◆ **Exercise requirements**:
Output each line of the material exactly as it stands.

◆ **Listing**:
------------------------------
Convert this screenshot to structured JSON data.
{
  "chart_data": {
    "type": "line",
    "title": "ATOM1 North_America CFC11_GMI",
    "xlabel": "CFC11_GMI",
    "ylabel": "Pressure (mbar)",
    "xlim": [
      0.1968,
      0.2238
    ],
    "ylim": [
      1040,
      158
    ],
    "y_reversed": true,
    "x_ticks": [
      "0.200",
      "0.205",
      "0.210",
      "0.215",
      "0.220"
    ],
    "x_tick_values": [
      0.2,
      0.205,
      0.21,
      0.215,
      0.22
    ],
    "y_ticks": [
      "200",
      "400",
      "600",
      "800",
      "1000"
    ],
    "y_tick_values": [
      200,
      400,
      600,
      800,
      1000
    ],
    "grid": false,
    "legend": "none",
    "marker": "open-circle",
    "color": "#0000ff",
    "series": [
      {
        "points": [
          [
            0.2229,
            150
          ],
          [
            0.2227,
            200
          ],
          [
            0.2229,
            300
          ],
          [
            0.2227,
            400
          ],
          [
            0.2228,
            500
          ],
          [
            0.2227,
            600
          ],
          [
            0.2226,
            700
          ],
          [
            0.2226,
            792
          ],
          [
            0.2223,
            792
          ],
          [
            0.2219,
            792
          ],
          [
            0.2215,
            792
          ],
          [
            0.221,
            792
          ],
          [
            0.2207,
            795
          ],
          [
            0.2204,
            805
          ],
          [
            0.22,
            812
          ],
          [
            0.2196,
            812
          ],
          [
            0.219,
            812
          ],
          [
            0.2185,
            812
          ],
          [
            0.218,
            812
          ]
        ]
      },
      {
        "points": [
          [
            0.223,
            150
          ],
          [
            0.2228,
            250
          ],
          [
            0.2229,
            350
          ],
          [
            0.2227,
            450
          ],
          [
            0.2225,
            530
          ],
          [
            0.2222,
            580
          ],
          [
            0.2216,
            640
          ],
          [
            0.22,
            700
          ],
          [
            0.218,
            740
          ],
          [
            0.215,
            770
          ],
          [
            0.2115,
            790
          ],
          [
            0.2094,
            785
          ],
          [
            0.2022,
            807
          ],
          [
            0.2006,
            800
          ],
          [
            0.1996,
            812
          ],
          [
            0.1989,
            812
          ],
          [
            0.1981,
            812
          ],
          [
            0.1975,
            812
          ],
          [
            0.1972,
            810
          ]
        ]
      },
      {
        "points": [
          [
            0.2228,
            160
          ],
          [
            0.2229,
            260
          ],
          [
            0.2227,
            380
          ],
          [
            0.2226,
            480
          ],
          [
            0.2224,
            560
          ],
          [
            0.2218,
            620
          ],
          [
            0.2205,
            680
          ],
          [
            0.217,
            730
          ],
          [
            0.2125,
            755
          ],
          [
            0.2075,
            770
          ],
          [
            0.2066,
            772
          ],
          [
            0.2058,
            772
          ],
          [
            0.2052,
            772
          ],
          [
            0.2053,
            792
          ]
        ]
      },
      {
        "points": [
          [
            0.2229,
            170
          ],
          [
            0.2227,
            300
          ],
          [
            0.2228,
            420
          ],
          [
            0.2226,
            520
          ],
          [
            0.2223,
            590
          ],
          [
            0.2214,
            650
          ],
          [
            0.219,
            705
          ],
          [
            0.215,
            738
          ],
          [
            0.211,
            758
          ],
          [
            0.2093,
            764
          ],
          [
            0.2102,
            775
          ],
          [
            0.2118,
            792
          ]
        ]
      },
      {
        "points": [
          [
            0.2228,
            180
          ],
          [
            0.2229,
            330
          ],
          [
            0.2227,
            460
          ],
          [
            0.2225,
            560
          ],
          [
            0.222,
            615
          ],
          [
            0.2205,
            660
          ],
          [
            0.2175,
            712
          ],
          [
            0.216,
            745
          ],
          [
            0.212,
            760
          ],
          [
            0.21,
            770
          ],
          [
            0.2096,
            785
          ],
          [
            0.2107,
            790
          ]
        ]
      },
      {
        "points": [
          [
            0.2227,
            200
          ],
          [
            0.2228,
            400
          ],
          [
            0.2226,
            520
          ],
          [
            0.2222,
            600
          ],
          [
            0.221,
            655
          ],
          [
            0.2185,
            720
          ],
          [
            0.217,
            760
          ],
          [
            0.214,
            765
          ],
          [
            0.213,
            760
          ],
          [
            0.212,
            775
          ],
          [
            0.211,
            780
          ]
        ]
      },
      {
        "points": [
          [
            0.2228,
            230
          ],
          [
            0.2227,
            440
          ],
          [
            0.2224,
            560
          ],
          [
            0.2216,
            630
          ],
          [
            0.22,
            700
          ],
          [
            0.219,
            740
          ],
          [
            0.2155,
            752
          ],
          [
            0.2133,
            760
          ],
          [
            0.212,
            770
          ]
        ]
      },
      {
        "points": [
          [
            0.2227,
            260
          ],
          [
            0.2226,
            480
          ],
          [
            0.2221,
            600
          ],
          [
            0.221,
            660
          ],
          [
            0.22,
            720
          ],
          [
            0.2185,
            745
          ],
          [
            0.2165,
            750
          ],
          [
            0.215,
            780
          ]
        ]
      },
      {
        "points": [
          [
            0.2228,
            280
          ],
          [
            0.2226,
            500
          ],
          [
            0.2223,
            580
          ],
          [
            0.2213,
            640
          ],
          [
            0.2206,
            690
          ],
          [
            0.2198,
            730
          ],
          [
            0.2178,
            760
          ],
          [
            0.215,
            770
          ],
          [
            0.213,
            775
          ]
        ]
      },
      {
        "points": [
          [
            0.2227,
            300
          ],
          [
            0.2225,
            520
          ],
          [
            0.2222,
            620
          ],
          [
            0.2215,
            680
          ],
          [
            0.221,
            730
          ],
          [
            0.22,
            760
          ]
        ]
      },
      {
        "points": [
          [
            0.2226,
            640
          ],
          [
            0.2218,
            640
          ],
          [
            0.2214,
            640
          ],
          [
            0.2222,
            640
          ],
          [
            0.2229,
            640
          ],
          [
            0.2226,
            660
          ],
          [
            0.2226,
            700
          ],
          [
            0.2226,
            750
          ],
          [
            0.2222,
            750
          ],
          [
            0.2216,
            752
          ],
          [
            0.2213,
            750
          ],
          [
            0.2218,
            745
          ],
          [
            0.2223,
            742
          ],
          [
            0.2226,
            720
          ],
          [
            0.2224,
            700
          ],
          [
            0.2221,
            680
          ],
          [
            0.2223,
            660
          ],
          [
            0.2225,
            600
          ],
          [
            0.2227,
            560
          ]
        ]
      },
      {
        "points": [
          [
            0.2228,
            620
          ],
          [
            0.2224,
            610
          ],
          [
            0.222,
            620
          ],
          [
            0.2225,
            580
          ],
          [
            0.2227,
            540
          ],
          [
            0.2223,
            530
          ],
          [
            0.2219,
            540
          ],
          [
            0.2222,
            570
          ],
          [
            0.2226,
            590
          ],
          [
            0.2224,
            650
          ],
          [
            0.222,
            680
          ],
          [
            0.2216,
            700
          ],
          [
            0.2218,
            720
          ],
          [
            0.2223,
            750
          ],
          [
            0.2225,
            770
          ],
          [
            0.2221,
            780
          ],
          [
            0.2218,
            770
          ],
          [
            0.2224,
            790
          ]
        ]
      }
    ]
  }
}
------------------------------
◆ **Exercise solution**:
Convert this screenshot to structured JSON data.
{
  "chart_data": {
    "type": "line",
    "title": "ATOM1 North_America CFC11_GMI",
    "xlabel": "CFC11_GMI",
    "ylabel": "Pressure (mbar)",
    "xlim": [
      0.1968,
      0.2238
    ],
    "ylim": [
      1040,
      158
    ],
    "y_reversed": true,
    "x_ticks": [
      "0.200",
      "0.205",
      "0.210",
      "0.215",
      "0.220"
    ],
    "x_tick_values": [
      0.2,
      0.205,
      0.21,
      0.215,
      0.22
    ],
    "y_ticks": [
      "200",
      "400",
      "600",
      "800",
      "1000"
    ],
    "y_tick_values": [
      200,
      400,
      600,
      800,
      1000
    ],
    "grid": false,
    "legend": "none",
    "marker": "open-circle",
    "color": "#0000ff",
    "series": [
      {
        "points": [
          [
            0.2229,
            150
          ],
          [
            0.2227,
            200
          ],
          [
            0.2229,
            300
          ],
          [
            0.2227,
            400
          ],
          [
            0.2228,
            500
          ],
          [
            0.2227,
            600
          ],
          [
            0.2226,
            700
          ],
          [
            0.2226,
            792
          ],
          [
            0.2223,
            792
          ],
          [
            0.2219,
            792
          ],
          [
            0.2215,
            792
          ],
          [
            0.221,
            792
          ],
          [
            0.2207,
            795
          ],
          [
            0.2204,
            805
          ],
          [
            0.22,
            812
          ],
          [
            0.2196,
            812
          ],
          [
            0.219,
            812
          ],
          [
            0.2185,
            812
          ],
          [
            0.218,
            812
          ]
        ]
      },
      {
        "points": [
          [
            0.223,
            150
          ],
          [
            0.2228,
            250
          ],
          [
            0.2229,
            350
          ],
          [
            0.2227,
            450
          ],
          [
            0.2225,
            530
          ],
          [
            0.2222,
            580
          ],
          [
            0.2216,
            640
          ],
          [
            0.22,
            700
          ],
          [
            0.218,
            740
          ],
          [
            0.215,
            770
          ],
          [
            0.2115,
            790
          ],
          [
            0.2094,
            785
          ],
          [
            0.2022,
            807
          ],
          [
            0.2006,
            800
          ],
          [
            0.1996,
            812
          ],
          [
            0.1989,
            812
          ],
          [
            0.1981,
            812
          ],
          [
            0.1975,
            812
          ],
          [
            0.1972,
            810
          ]
        ]
      },
      {
        "points": [
          [
            0.2228,
            160
          ],
          [
            0.2229,
            260
          ],
          [
            0.2227,
            380
          ],
          [
            0.2226,
            480
          ],
          [
            0.2224,
            560
          ],
          [
            0.2218,
            620
          ],
          [
            0.2205,
            680
          ],
          [
            0.217,
            730
          ],
          [
            0.2125,
            755
          ],
          [
            0.2075,
            770
          ],
          [
            0.2066,
            772
          ],
          [
            0.2058,
            772
          ],
          [
            0.2052,
            772
          ],
          [
            0.2053,
            792
          ]
        ]
      },
      {
        "points": [
          [
            0.2229,
            170
          ],
          [
            0.2227,
            300
          ],
          [
            0.2228,
            420
          ],
          [
            0.2226,
            520
          ],
          [
            0.2223,
            590
          ],
          [
            0.2214,
            650
          ],
          [
            0.219,
            705
          ],
          [
            0.215,
            738
          ],
          [
            0.211,
            758
          ],
          [
            0.2093,
            764
          ],
          [
            0.2102,
            775
          ],
          [
            0.2118,
            792
          ]
        ]
      },
      {
        "points": [
          [
            0.2228,
            180
          ],
          [
            0.2229,
            330
          ],
          [
            0.2227,
            460
          ],
          [
            0.2225,
            560
          ],
          [
            0.222,
            615
          ],
          [
            0.2205,
            660
          ],
          [
            0.2175,
            712
          ],
          [
            0.216,
            745
          ],
          [
            0.212,
            760
          ],
          [
            0.21,
            770
          ],
          [
            0.2096,
            785
          ],
          [
            0.2107,
            790
          ]
        ]
      },
      {
        "points": [
          [
            0.2227,
            200
          ],
          [
            0.2228,
            400
          ],
          [
            0.2226,
            520
          ],
          [
            0.2222,
            600
          ],
          [
            0.221,
            655
          ],
          [
            0.2185,
            720
          ],
          [
            0.217,
            760
          ],
          [
            0.214,
            765
          ],
          [
            0.213,
            760
          ],
          [
            0.212,
            775
          ],
          [
            0.211,
            780
          ]
        ]
      },
      {
        "points": [
          [
            0.2228,
            230
          ],
          [
            0.2227,
            440
          ],
          [
            0.2224,
            560
          ],
          [
            0.2216,
            630
          ],
          [
            0.22,
            700
          ],
          [
            0.219,
            740
          ],
          [
            0.2155,
            752
          ],
          [
            0.2133,
            760
          ],
          [
            0.212,
            770
          ]
        ]
      },
      {
        "points": [
          [
            0.2227,
            260
          ],
          [
            0.2226,
            480
          ],
          [
            0.2221,
            600
          ],
          [
            0.221,
            660
          ],
          [
            0.22,
            720
          ],
          [
            0.2185,
            745
          ],
          [
            0.2165,
            750
          ],
          [
            0.215,
            780
          ]
        ]
      },
      {
        "points": [
          [
            0.2228,
            280
          ],
          [
            0.2226,
            500
          ],
          [
            0.2223,
            580
          ],
          [
            0.2213,
            640
          ],
          [
            0.2206,
            690
          ],
          [
            0.2198,
            730
          ],
          [
            0.2178,
            760
          ],
          [
            0.215,
            770
          ],
          [
            0.213,
            775
          ]
        ]
      },
      {
        "points": [
          [
            0.2227,
            300
          ],
          [
            0.2225,
            520
          ],
          [
            0.2222,
            620
          ],
          [
            0.2215,
            680
          ],
          [
            0.221,
            730
          ],
          [
            0.22,
            760
          ]
        ]
      },
      {
        "points": [
          [
            0.2226,
            640
          ],
          [
            0.2218,
            640
          ],
          [
            0.2214,
            640
          ],
          [
            0.2222,
            640
          ],
          [
            0.2229,
            640
          ],
          [
            0.2226,
            660
          ],
          [
            0.2226,
            700
          ],
          [
            0.2226,
            750
          ],
          [
            0.2222,
            750
          ],
          [
            0.2216,
            752
          ],
          [
            0.2213,
            750
          ],
          [
            0.2218,
            745
          ],
          [
            0.2223,
            742
          ],
          [
            0.2226,
            720
          ],
          [
            0.2224,
            700
          ],
          [
            0.2221,
            680
          ],
          [
            0.2223,
            660
          ],
          [
            0.2225,
            600
          ],
          [
            0.2227,
            560
          ]
        ]
      },
      {
        "points": [
          [
            0.2228,
            620
          ],
          [
            0.2224,
            610
          ],
          [
            0.222,
            620
          ],
          [
            0.2225,
            580
          ],
          [
            0.2227,
            540
          ],
          [
            0.2223,
            530
          ],
          [
            0.2219,
            540
          ],
          [
            0.2222,
            570
          ],
          [
            0.2226,
            590
          ],
          [
            0.2224,
            650
          ],
          [
            0.222,
            680
          ],
          [
            0.2216,
            700
          ],
          [
            0.2218,
            720
          ],
          [
            0.2223,
            750
          ],
          [
            0.2225,
            770
          ],
          [
            0.2221,
            780
          ],
          [
            0.2218,
            770
          ],
          [
            0.2224,
            790
          ]
        ]
      }
    ]
  }
}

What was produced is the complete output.